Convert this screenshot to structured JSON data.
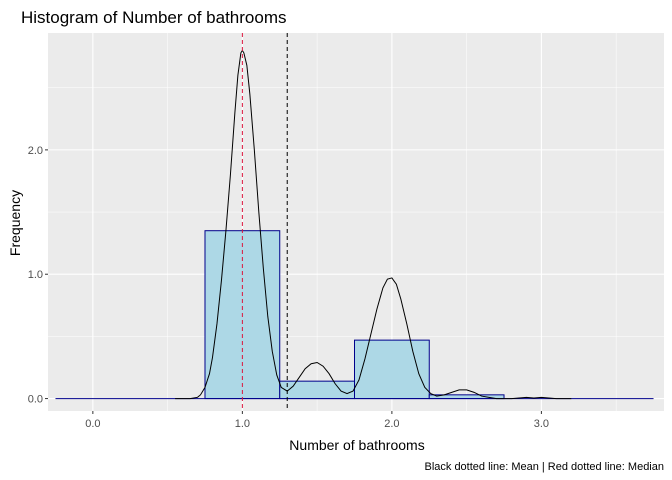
{
  "chart_data": {
    "type": "bar",
    "title": "Histogram of Number of bathrooms",
    "xlabel": "Number of bathrooms",
    "ylabel": "Frequency",
    "caption": "Black dotted  line: Mean   |    Red dotted line: Median",
    "xlim": [
      -0.3,
      3.82
    ],
    "ylim": [
      -0.1,
      2.94
    ],
    "x_ticks": [
      0.0,
      1.0,
      2.0,
      3.0
    ],
    "x_tick_labels": [
      "0.0",
      "1.0",
      "2.0",
      "3.0"
    ],
    "y_ticks": [
      0.0,
      1.0,
      2.0
    ],
    "y_tick_labels": [
      "0.0",
      "1.0",
      "2.0"
    ],
    "grid": true,
    "bins": [
      {
        "x_min": -0.25,
        "x_max": 0.25,
        "value": 0.0
      },
      {
        "x_min": 0.25,
        "x_max": 0.75,
        "value": 0.0
      },
      {
        "x_min": 0.75,
        "x_max": 1.25,
        "value": 1.35
      },
      {
        "x_min": 1.25,
        "x_max": 1.75,
        "value": 0.14
      },
      {
        "x_min": 1.75,
        "x_max": 2.25,
        "value": 0.47
      },
      {
        "x_min": 2.25,
        "x_max": 2.75,
        "value": 0.03
      },
      {
        "x_min": 2.75,
        "x_max": 3.25,
        "value": 0.0
      },
      {
        "x_min": 3.25,
        "x_max": 3.75,
        "value": 0.0
      }
    ],
    "density": {
      "x": [
        0.55,
        0.65,
        0.7,
        0.72,
        0.75,
        0.78,
        0.8,
        0.83,
        0.86,
        0.89,
        0.92,
        0.95,
        0.97,
        0.99,
        1.0,
        1.01,
        1.03,
        1.05,
        1.08,
        1.11,
        1.14,
        1.17,
        1.2,
        1.23,
        1.26,
        1.3,
        1.34,
        1.38,
        1.42,
        1.46,
        1.5,
        1.54,
        1.58,
        1.62,
        1.66,
        1.7,
        1.74,
        1.78,
        1.82,
        1.86,
        1.9,
        1.94,
        1.97,
        2.0,
        2.03,
        2.06,
        2.1,
        2.14,
        2.18,
        2.22,
        2.26,
        2.3,
        2.35,
        2.4,
        2.45,
        2.5,
        2.55,
        2.6,
        2.65,
        2.7,
        2.75,
        2.8,
        2.85,
        2.9,
        2.95,
        3.0,
        3.05,
        3.1,
        3.15,
        3.2
      ],
      "y": [
        0.0,
        0.0,
        0.01,
        0.03,
        0.09,
        0.2,
        0.33,
        0.6,
        0.95,
        1.35,
        1.8,
        2.3,
        2.6,
        2.78,
        2.8,
        2.78,
        2.68,
        2.45,
        2.0,
        1.5,
        1.05,
        0.66,
        0.38,
        0.19,
        0.09,
        0.06,
        0.1,
        0.17,
        0.24,
        0.28,
        0.29,
        0.26,
        0.2,
        0.12,
        0.06,
        0.04,
        0.06,
        0.15,
        0.32,
        0.52,
        0.72,
        0.89,
        0.96,
        0.97,
        0.92,
        0.8,
        0.6,
        0.38,
        0.2,
        0.09,
        0.04,
        0.02,
        0.03,
        0.05,
        0.07,
        0.07,
        0.05,
        0.02,
        0.01,
        0.0,
        0.0,
        0.0,
        0.005,
        0.01,
        0.005,
        0.01,
        0.005,
        0.0,
        0.0,
        0.0
      ]
    },
    "reference_lines": [
      {
        "name": "Median",
        "x": 1.0,
        "color": "#DC143C",
        "style": "dashed"
      },
      {
        "name": "Mean",
        "x": 1.3,
        "color": "#000000",
        "style": "dashed"
      }
    ],
    "colors": {
      "panel_background": "#EBEBEB",
      "grid_major": "#FFFFFF",
      "bar_fill": "#ADD8E6",
      "bar_outline": "#00008B",
      "density_line": "#000000",
      "baseline": "#00008B"
    }
  }
}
-----
WHAT THE TASK ASKS - Your copy should repeat each entry above exactly but contain no pictures.

COMPLETE OUTPUT -
Convert this screenshot to structured JSON data.
{
  "chart_data": {
    "type": "bar",
    "title": "Histogram of Number of bathrooms",
    "xlabel": "Number of bathrooms",
    "ylabel": "Frequency",
    "caption": "Black dotted  line: Mean   |    Red dotted line: Median",
    "xlim": [
      -0.3,
      3.82
    ],
    "ylim": [
      -0.1,
      2.94
    ],
    "x_ticks": [
      0.0,
      1.0,
      2.0,
      3.0
    ],
    "x_tick_labels": [
      "0.0",
      "1.0",
      "2.0",
      "3.0"
    ],
    "y_ticks": [
      0.0,
      1.0,
      2.0
    ],
    "y_tick_labels": [
      "0.0",
      "1.0",
      "2.0"
    ],
    "grid": true,
    "bins": [
      {
        "x_min": -0.25,
        "x_max": 0.25,
        "value": 0.0
      },
      {
        "x_min": 0.25,
        "x_max": 0.75,
        "value": 0.0
      },
      {
        "x_min": 0.75,
        "x_max": 1.25,
        "value": 1.35
      },
      {
        "x_min": 1.25,
        "x_max": 1.75,
        "value": 0.14
      },
      {
        "x_min": 1.75,
        "x_max": 2.25,
        "value": 0.47
      },
      {
        "x_min": 2.25,
        "x_max": 2.75,
        "value": 0.03
      },
      {
        "x_min": 2.75,
        "x_max": 3.25,
        "value": 0.0
      },
      {
        "x_min": 3.25,
        "x_max": 3.75,
        "value": 0.0
      }
    ],
    "density": {
      "x": [
        0.55,
        0.65,
        0.7,
        0.72,
        0.75,
        0.78,
        0.8,
        0.83,
        0.86,
        0.89,
        0.92,
        0.95,
        0.97,
        0.99,
        1.0,
        1.01,
        1.03,
        1.05,
        1.08,
        1.11,
        1.14,
        1.17,
        1.2,
        1.23,
        1.26,
        1.3,
        1.34,
        1.38,
        1.42,
        1.46,
        1.5,
        1.54,
        1.58,
        1.62,
        1.66,
        1.7,
        1.74,
        1.78,
        1.82,
        1.86,
        1.9,
        1.94,
        1.97,
        2.0,
        2.03,
        2.06,
        2.1,
        2.14,
        2.18,
        2.22,
        2.26,
        2.3,
        2.35,
        2.4,
        2.45,
        2.5,
        2.55,
        2.6,
        2.65,
        2.7,
        2.75,
        2.8,
        2.85,
        2.9,
        2.95,
        3.0,
        3.05,
        3.1,
        3.15,
        3.2
      ],
      "y": [
        0.0,
        0.0,
        0.01,
        0.03,
        0.09,
        0.2,
        0.33,
        0.6,
        0.95,
        1.35,
        1.8,
        2.3,
        2.6,
        2.78,
        2.8,
        2.78,
        2.68,
        2.45,
        2.0,
        1.5,
        1.05,
        0.66,
        0.38,
        0.19,
        0.09,
        0.06,
        0.1,
        0.17,
        0.24,
        0.28,
        0.29,
        0.26,
        0.2,
        0.12,
        0.06,
        0.04,
        0.06,
        0.15,
        0.32,
        0.52,
        0.72,
        0.89,
        0.96,
        0.97,
        0.92,
        0.8,
        0.6,
        0.38,
        0.2,
        0.09,
        0.04,
        0.02,
        0.03,
        0.05,
        0.07,
        0.07,
        0.05,
        0.02,
        0.01,
        0.0,
        0.0,
        0.0,
        0.005,
        0.01,
        0.005,
        0.01,
        0.005,
        0.0,
        0.0,
        0.0
      ]
    },
    "reference_lines": [
      {
        "name": "Median",
        "x": 1.0,
        "color": "#DC143C",
        "style": "dashed"
      },
      {
        "name": "Mean",
        "x": 1.3,
        "color": "#000000",
        "style": "dashed"
      }
    ],
    "colors": {
      "panel_background": "#EBEBEB",
      "grid_major": "#FFFFFF",
      "bar_fill": "#ADD8E6",
      "bar_outline": "#00008B",
      "density_line": "#000000",
      "baseline": "#00008B"
    }
  }
}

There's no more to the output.